START
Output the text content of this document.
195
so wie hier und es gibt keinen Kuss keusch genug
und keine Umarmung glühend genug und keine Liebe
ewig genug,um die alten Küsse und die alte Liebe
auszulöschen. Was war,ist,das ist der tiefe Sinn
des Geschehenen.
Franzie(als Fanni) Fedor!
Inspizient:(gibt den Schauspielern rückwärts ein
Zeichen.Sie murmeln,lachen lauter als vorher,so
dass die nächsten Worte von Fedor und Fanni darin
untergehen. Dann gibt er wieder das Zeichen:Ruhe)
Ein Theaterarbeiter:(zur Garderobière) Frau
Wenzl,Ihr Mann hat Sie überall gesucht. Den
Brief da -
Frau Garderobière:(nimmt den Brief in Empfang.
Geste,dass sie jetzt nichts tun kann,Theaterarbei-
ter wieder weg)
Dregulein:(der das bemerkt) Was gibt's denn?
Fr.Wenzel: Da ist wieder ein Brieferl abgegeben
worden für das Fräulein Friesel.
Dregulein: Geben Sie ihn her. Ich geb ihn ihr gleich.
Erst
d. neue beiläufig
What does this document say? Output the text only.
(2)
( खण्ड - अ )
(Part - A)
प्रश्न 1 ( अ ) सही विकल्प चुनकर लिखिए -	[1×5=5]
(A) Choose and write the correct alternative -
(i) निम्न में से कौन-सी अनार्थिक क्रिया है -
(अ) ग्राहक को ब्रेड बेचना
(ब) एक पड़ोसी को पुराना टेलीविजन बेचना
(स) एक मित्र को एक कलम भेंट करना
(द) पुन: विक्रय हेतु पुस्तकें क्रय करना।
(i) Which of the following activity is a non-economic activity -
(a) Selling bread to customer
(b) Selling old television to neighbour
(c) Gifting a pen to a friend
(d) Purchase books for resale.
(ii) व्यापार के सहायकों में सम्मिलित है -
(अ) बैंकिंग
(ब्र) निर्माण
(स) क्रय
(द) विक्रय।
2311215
END
### Instruction
Reproduce the listing above exactly from the line containing "What does this" through its last line, with both of those lines included.

### The answer
What does this document say? Output the text only.
(2)
( खण्ड - अ )
(Part - A)
प्रश्न 1 ( अ ) सही विकल्प चुनकर लिखिए -	[1×5=5]
(A) Choose and write the correct alternative -
(i) निम्न में से कौन-सी अनार्थिक क्रिया है -
(अ) ग्राहक को ब्रेड बेचना
(ब) एक पड़ोसी को पुराना टेलीविजन बेचना
(स) एक मित्र को एक कलम भेंट करना
(द) पुन: विक्रय हेतु पुस्तकें क्रय करना।
(i) Which of the following activity is a non-economic activity -
(a) Selling bread to customer
(b) Selling old television to neighbour
(c) Gifting a pen to a friend
(d) Purchase books for resale.
(ii) व्यापार के सहायकों में सम्मिलित है -
(अ) बैंकिंग
(ब्र) निर्माण
(स) क्रय
(द) विक्रय।
2311215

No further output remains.